═══ Supplied data

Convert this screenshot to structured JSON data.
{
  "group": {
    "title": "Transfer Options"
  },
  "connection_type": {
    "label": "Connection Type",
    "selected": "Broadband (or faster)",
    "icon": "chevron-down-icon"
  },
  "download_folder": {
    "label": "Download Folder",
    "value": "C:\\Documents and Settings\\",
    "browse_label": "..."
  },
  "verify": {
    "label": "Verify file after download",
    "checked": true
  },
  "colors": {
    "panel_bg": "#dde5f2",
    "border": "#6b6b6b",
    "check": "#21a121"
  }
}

══════

Task requirements >> Retype the entries exactly, including every line.

The result >>
Convert this screenshot to structured JSON data.
{
  "group": {
    "title": "Transfer Options"
  },
  "connection_type": {
    "label": "Connection Type",
    "selected": "Broadband (or faster)",
    "icon": "chevron-down-icon"
  },
  "download_folder": {
    "label": "Download Folder",
    "value": "C:\\Documents and Settings\\",
    "browse_label": "..."
  },
  "verify": {
    "label": "Verify file after download",
    "checked": true
  },
  "colors": {
    "panel_bg": "#dde5f2",
    "border": "#6b6b6b",
    "check": "#21a121"
  }
}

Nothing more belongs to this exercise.